**WHAT IS BEING ASKED:** Omit every picture while repeating the entries exactly.

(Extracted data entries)

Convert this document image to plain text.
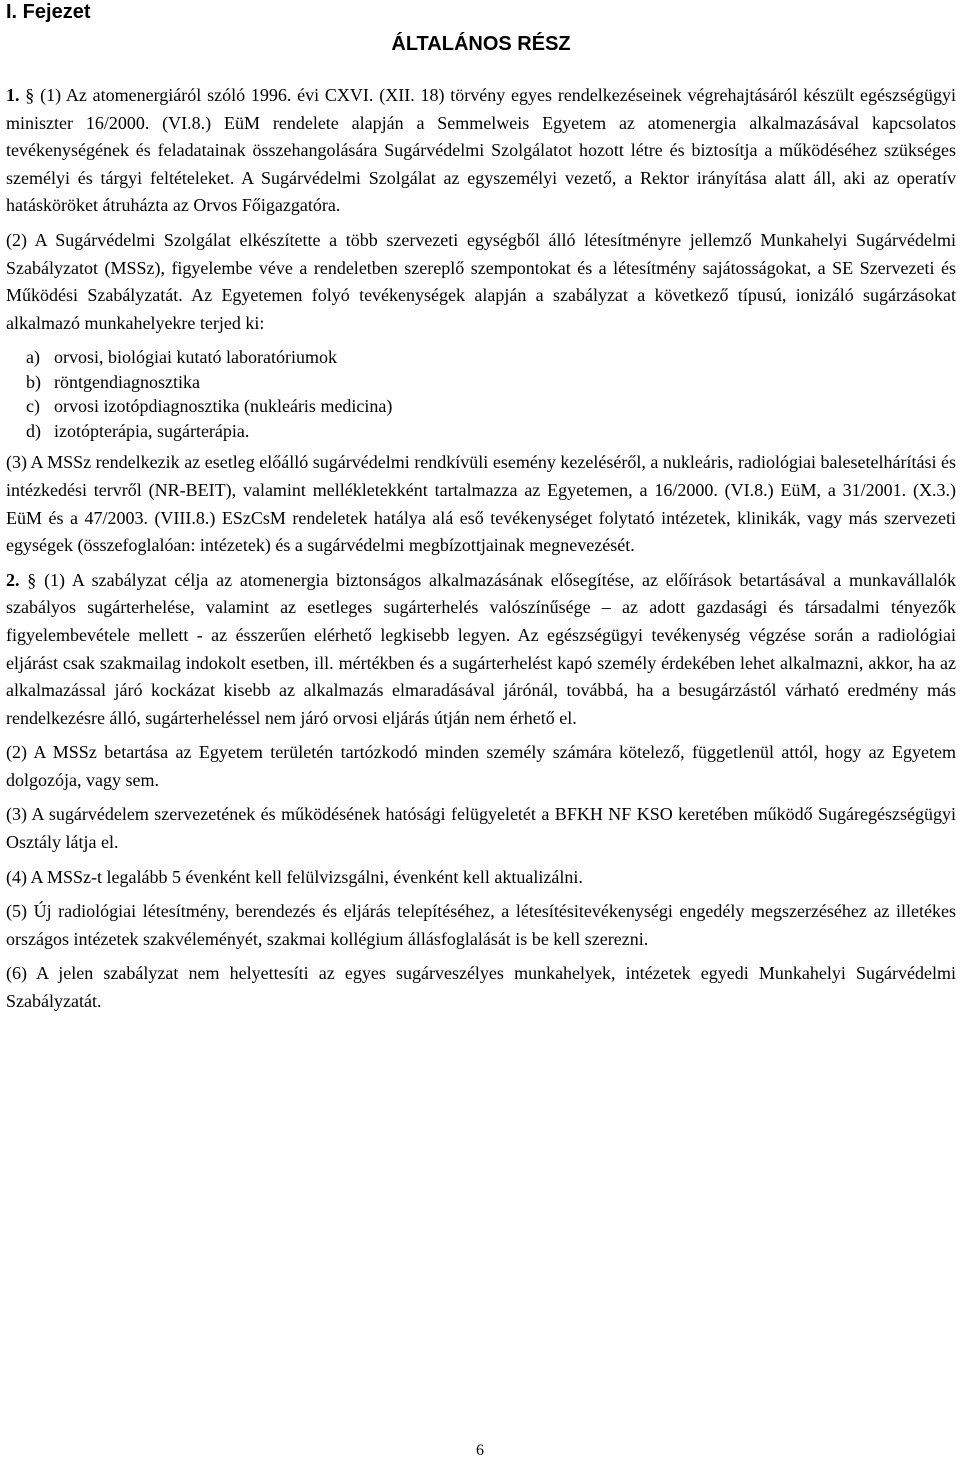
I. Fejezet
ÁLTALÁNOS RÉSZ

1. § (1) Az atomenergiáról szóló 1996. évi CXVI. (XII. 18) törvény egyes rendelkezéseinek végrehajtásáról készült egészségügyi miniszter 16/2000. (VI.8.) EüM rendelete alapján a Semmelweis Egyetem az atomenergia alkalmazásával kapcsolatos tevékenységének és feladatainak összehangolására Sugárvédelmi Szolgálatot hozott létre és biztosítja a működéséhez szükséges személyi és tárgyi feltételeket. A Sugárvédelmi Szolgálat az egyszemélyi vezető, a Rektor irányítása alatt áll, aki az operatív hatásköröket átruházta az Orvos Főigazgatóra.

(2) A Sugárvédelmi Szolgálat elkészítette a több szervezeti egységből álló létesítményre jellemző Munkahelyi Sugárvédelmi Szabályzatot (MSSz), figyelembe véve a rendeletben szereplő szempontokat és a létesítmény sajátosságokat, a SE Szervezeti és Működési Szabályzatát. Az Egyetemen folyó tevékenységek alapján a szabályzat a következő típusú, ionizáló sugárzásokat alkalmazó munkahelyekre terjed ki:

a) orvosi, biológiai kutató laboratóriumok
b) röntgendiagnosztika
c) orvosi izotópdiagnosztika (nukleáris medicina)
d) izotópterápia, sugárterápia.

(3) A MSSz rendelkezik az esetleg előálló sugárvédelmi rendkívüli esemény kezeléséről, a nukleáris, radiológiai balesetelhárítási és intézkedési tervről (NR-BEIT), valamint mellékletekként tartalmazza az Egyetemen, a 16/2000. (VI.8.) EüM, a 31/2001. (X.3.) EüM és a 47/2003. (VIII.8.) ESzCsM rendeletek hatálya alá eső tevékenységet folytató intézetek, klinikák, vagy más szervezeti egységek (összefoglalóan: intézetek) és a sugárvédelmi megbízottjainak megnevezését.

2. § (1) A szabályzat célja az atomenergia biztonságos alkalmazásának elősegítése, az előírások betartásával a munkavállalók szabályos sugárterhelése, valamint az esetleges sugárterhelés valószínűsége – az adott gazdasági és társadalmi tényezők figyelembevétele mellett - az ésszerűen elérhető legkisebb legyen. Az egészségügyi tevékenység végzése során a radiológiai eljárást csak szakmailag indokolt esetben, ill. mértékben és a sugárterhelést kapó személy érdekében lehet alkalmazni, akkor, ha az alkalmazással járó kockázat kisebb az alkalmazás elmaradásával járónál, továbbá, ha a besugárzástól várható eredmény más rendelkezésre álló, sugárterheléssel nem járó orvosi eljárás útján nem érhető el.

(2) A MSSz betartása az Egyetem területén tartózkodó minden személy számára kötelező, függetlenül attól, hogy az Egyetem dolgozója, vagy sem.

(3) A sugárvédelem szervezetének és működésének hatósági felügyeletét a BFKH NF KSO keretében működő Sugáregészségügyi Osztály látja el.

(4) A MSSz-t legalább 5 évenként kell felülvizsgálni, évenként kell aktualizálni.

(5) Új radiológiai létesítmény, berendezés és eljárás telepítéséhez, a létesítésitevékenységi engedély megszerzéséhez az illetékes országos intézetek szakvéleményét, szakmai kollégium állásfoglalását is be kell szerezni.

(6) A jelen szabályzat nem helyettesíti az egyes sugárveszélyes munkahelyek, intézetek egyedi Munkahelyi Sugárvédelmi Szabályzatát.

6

**RESULT FOR THIS EXERCISE:**
Convert this document image to plain text.
I. Fejezet
ÁLTALÁNOS RÉSZ

1. § (1) Az atomenergiáról szóló 1996. évi CXVI. (XII. 18) törvény egyes rendelkezéseinek végrehajtásáról készült egészségügyi miniszter 16/2000. (VI.8.) EüM rendelete alapján a Semmelweis Egyetem az atomenergia alkalmazásával kapcsolatos tevékenységének és feladatainak összehangolására Sugárvédelmi Szolgálatot hozott létre és biztosítja a működéséhez szükséges személyi és tárgyi feltételeket. A Sugárvédelmi Szolgálat az egyszemélyi vezető, a Rektor irányítása alatt áll, aki az operatív hatásköröket átruházta az Orvos Főigazgatóra.

(2) A Sugárvédelmi Szolgálat elkészítette a több szervezeti egységből álló létesítményre jellemző Munkahelyi Sugárvédelmi Szabályzatot (MSSz), figyelembe véve a rendeletben szereplő szempontokat és a létesítmény sajátosságokat, a SE Szervezeti és Működési Szabályzatát. Az Egyetemen folyó tevékenységek alapján a szabályzat a következő típusú, ionizáló sugárzásokat alkalmazó munkahelyekre terjed ki:

a) orvosi, biológiai kutató laboratóriumok
b) röntgendiagnosztika
c) orvosi izotópdiagnosztika (nukleáris medicina)
d) izotópterápia, sugárterápia.

(3) A MSSz rendelkezik az esetleg előálló sugárvédelmi rendkívüli esemény kezeléséről, a nukleáris, radiológiai balesetelhárítási és intézkedési tervről (NR-BEIT), valamint mellékletekként tartalmazza az Egyetemen, a 16/2000. (VI.8.) EüM, a 31/2001. (X.3.) EüM és a 47/2003. (VIII.8.) ESzCsM rendeletek hatálya alá eső tevékenységet folytató intézetek, klinikák, vagy más szervezeti egységek (összefoglalóan: intézetek) és a sugárvédelmi megbízottjainak megnevezését.

2. § (1) A szabályzat célja az atomenergia biztonságos alkalmazásának elősegítése, az előírások betartásával a munkavállalók szabályos sugárterhelése, valamint az esetleges sugárterhelés valószínűsége – az adott gazdasági és társadalmi tényezők figyelembevétele mellett - az ésszerűen elérhető legkisebb legyen. Az egészségügyi tevékenység végzése során a radiológiai eljárást csak szakmailag indokolt esetben, ill. mértékben és a sugárterhelést kapó személy érdekében lehet alkalmazni, akkor, ha az alkalmazással járó kockázat kisebb az alkalmazás elmaradásával járónál, továbbá, ha a besugárzástól várható eredmény más rendelkezésre álló, sugárterheléssel nem járó orvosi eljárás útján nem érhető el.

(2) A MSSz betartása az Egyetem területén tartózkodó minden személy számára kötelező, függetlenül attól, hogy az Egyetem dolgozója, vagy sem.

(3) A sugárvédelem szervezetének és működésének hatósági felügyeletét a BFKH NF KSO keretében működő Sugáregészségügyi Osztály látja el.

(4) A MSSz-t legalább 5 évenként kell felülvizsgálni, évenként kell aktualizálni.

(5) Új radiológiai létesítmény, berendezés és eljárás telepítéséhez, a létesítésitevékenységi engedély megszerzéséhez az illetékes országos intézetek szakvéleményét, szakmai kollégium állásfoglalását is be kell szerezni.

(6) A jelen szabályzat nem helyettesíti az egyes sugárveszélyes munkahelyek, intézetek egyedi Munkahelyi Sugárvédelmi Szabályzatát.

6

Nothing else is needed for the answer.